== Given data ==

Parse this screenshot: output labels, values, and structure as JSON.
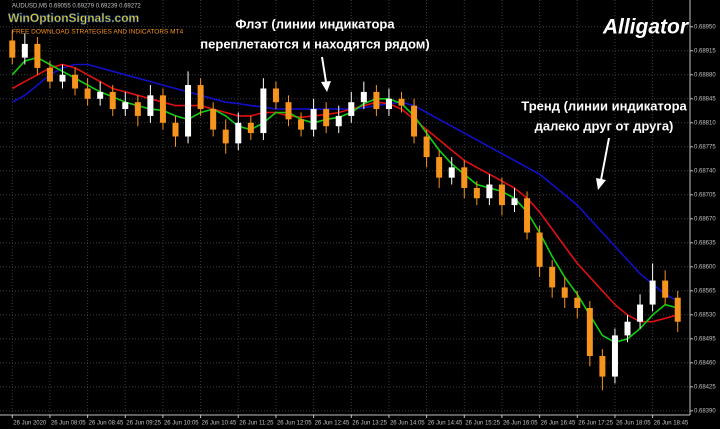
{
  "chart_data": {
    "type": "candlestick",
    "title": "Alligator",
    "subtitle": "AUDUSD,M5  0.69055 0.69279 0.69239 0.69272",
    "watermark": {
      "site": "WinOptionSignals.com",
      "tagline": "FREE DOWNLOAD STRATEGIES AND INDICATORS MT4"
    },
    "annotations": [
      {
        "lines": [
          "Флэт (линии индикатора",
          "переплетаются и находятся рядом)"
        ]
      },
      {
        "lines": [
          "Тренд (линии индикатора",
          "далеко друг от друга)"
        ]
      }
    ],
    "categories": [
      "26 Jun 2020",
      null,
      null,
      "26 Jun 08:05",
      null,
      null,
      "26 Jun 08:45",
      null,
      null,
      "26 Jun 09:25",
      null,
      null,
      "26 Jun 10:05",
      null,
      null,
      "26 Jun 10:45",
      null,
      null,
      "26 Jun 11:25",
      null,
      null,
      "26 Jun 12:05",
      null,
      null,
      "26 Jun 12:45",
      null,
      null,
      "26 Jun 13:25",
      null,
      null,
      "26 Jun 14:05",
      null,
      null,
      "26 Jun 14:45",
      null,
      null,
      "26 Jun 15:25",
      null,
      null,
      "26 Jun 16:05",
      null,
      null,
      "26 Jun 16:45",
      null,
      null,
      "26 Jun 17:25",
      null,
      null,
      "26 Jun 18:05",
      null,
      null,
      "26 Jun 18:45",
      null,
      null
    ],
    "open": [
      0.6893,
      0.68905,
      0.68925,
      0.6889,
      0.6887,
      0.6888,
      0.6886,
      0.68845,
      0.68855,
      0.6883,
      0.6884,
      0.6882,
      0.6885,
      0.6881,
      0.6879,
      0.68865,
      0.6883,
      0.688,
      0.6878,
      0.6881,
      0.68795,
      0.6886,
      0.6884,
      0.68815,
      0.688,
      0.6883,
      0.68805,
      0.6882,
      0.6884,
      0.68855,
      0.6883,
      0.68845,
      0.68835,
      0.6879,
      0.6876,
      0.6873,
      0.68745,
      0.68715,
      0.687,
      0.6872,
      0.6869,
      0.687,
      0.6865,
      0.686,
      0.6857,
      0.68555,
      0.6854,
      0.6847,
      0.6844,
      0.685,
      0.6852,
      0.68545,
      0.6858,
      0.68555
    ],
    "high": [
      0.68945,
      0.6894,
      0.68935,
      0.689,
      0.68895,
      0.6889,
      0.68875,
      0.6887,
      0.68865,
      0.68855,
      0.6885,
      0.68865,
      0.6886,
      0.6882,
      0.68885,
      0.68875,
      0.6884,
      0.68815,
      0.68825,
      0.6882,
      0.68875,
      0.6887,
      0.6885,
      0.68825,
      0.68845,
      0.6884,
      0.68835,
      0.68855,
      0.6887,
      0.68865,
      0.6886,
      0.68855,
      0.68845,
      0.688,
      0.6877,
      0.6876,
      0.68755,
      0.68725,
      0.68735,
      0.6873,
      0.68715,
      0.6871,
      0.6866,
      0.6861,
      0.68585,
      0.68565,
      0.6855,
      0.6848,
      0.6851,
      0.6853,
      0.6856,
      0.68605,
      0.68595,
      0.68565
    ],
    "low": [
      0.68895,
      0.68895,
      0.6888,
      0.6886,
      0.6886,
      0.6885,
      0.68835,
      0.68835,
      0.6882,
      0.6882,
      0.68805,
      0.6881,
      0.688,
      0.68775,
      0.6878,
      0.6882,
      0.6879,
      0.68765,
      0.6877,
      0.68785,
      0.68785,
      0.6883,
      0.68805,
      0.6879,
      0.6879,
      0.68795,
      0.68795,
      0.6881,
      0.6883,
      0.6882,
      0.6882,
      0.68825,
      0.6878,
      0.68745,
      0.68715,
      0.6872,
      0.687,
      0.6869,
      0.6869,
      0.68675,
      0.6868,
      0.6864,
      0.68585,
      0.68555,
      0.6854,
      0.68525,
      0.68455,
      0.6842,
      0.6843,
      0.6849,
      0.6851,
      0.68535,
      0.68545,
      0.68505
    ],
    "close": [
      0.68905,
      0.68925,
      0.6889,
      0.6887,
      0.6888,
      0.6886,
      0.68845,
      0.68855,
      0.6883,
      0.6884,
      0.6882,
      0.6885,
      0.6881,
      0.6879,
      0.68865,
      0.6883,
      0.688,
      0.6878,
      0.6881,
      0.68795,
      0.6886,
      0.6884,
      0.68815,
      0.688,
      0.6883,
      0.68805,
      0.6882,
      0.6884,
      0.68855,
      0.6883,
      0.68845,
      0.68835,
      0.6879,
      0.6876,
      0.6873,
      0.68745,
      0.68715,
      0.687,
      0.6872,
      0.6869,
      0.687,
      0.6865,
      0.686,
      0.6857,
      0.68555,
      0.6854,
      0.6847,
      0.6844,
      0.685,
      0.6852,
      0.68545,
      0.6858,
      0.68555,
      0.6852
    ],
    "up_color": "#ffffff",
    "down_color": "#f7941d",
    "series": [
      {
        "color": "#1010c8",
        "values": [
          0.6884,
          0.6885,
          0.68865,
          0.6888,
          0.6889,
          0.68895,
          0.68895,
          0.6889,
          0.68885,
          0.6888,
          0.68875,
          0.6887,
          0.68865,
          0.6886,
          0.68855,
          0.6885,
          0.68845,
          0.6884,
          0.68838,
          0.68835,
          0.68833,
          0.6883,
          0.6883,
          0.6883,
          0.6883,
          0.6883,
          0.6883,
          0.6883,
          0.68832,
          0.68835,
          0.68838,
          0.6884,
          0.68835,
          0.68825,
          0.68815,
          0.68805,
          0.68795,
          0.68785,
          0.68775,
          0.68765,
          0.68755,
          0.68745,
          0.68735,
          0.6872,
          0.68705,
          0.6869,
          0.6867,
          0.6865,
          0.6863,
          0.6861,
          0.6859,
          0.68575,
          0.6856,
          0.6855
        ]
      },
      {
        "color": "#e01010",
        "values": [
          0.6886,
          0.6887,
          0.6888,
          0.6889,
          0.68895,
          0.6889,
          0.6888,
          0.6887,
          0.6886,
          0.68855,
          0.6885,
          0.68845,
          0.6884,
          0.68835,
          0.68835,
          0.68835,
          0.6883,
          0.68825,
          0.6882,
          0.6882,
          0.68825,
          0.68825,
          0.6882,
          0.68818,
          0.6882,
          0.68822,
          0.68825,
          0.6883,
          0.68835,
          0.6884,
          0.68838,
          0.6883,
          0.68815,
          0.688,
          0.68785,
          0.6877,
          0.68755,
          0.68745,
          0.68735,
          0.68725,
          0.68715,
          0.687,
          0.6868,
          0.68655,
          0.6863,
          0.68605,
          0.68585,
          0.68565,
          0.68545,
          0.6853,
          0.6852,
          0.6852,
          0.68525,
          0.6853
        ]
      },
      {
        "color": "#10d010",
        "values": [
          0.6888,
          0.689,
          0.68905,
          0.68895,
          0.68885,
          0.68875,
          0.68865,
          0.68855,
          0.68848,
          0.6884,
          0.68835,
          0.6883,
          0.68828,
          0.6882,
          0.68815,
          0.68825,
          0.6883,
          0.6882,
          0.68805,
          0.688,
          0.6881,
          0.68825,
          0.68825,
          0.68815,
          0.6881,
          0.68815,
          0.68818,
          0.68825,
          0.68838,
          0.68845,
          0.68845,
          0.68838,
          0.6882,
          0.68795,
          0.6877,
          0.6875,
          0.68735,
          0.6872,
          0.68715,
          0.6871,
          0.687,
          0.6868,
          0.6865,
          0.68615,
          0.68585,
          0.6856,
          0.6853,
          0.685,
          0.6849,
          0.68495,
          0.6851,
          0.6853,
          0.68545,
          0.6854
        ]
      }
    ],
    "ylim": [
      0.68384,
      0.68989
    ],
    "yticks": [
      {
        "value": 0.6895,
        "label": "0.68950"
      },
      {
        "value": 0.68915,
        "label": "0.68915"
      },
      {
        "value": 0.6888,
        "label": "0.68880"
      },
      {
        "value": 0.68845,
        "label": "0.68845"
      },
      {
        "value": 0.6881,
        "label": "0.68810"
      },
      {
        "value": 0.68775,
        "label": "0.68775"
      },
      {
        "value": 0.6874,
        "label": "0.68740"
      },
      {
        "value": 0.68705,
        "label": "0.68705"
      },
      {
        "value": 0.6867,
        "label": "0.68670"
      },
      {
        "value": 0.68635,
        "label": "0.68635"
      },
      {
        "value": 0.686,
        "label": "0.68600"
      },
      {
        "value": 0.68565,
        "label": "0.68565"
      },
      {
        "value": 0.6853,
        "label": "0.68530"
      },
      {
        "value": 0.68495,
        "label": "0.68495"
      },
      {
        "value": 0.6846,
        "label": "0.68460"
      },
      {
        "value": 0.68425,
        "label": "0.68425"
      },
      {
        "value": 0.6839,
        "label": "0.68390"
      }
    ],
    "grid": true
  }
}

===

- Your instructions -
Which lines include the word "линии"? Copy every one of them.

- Complete answer -
          "Флэт (линии индикатора",
          "Тренд (линии индикатора",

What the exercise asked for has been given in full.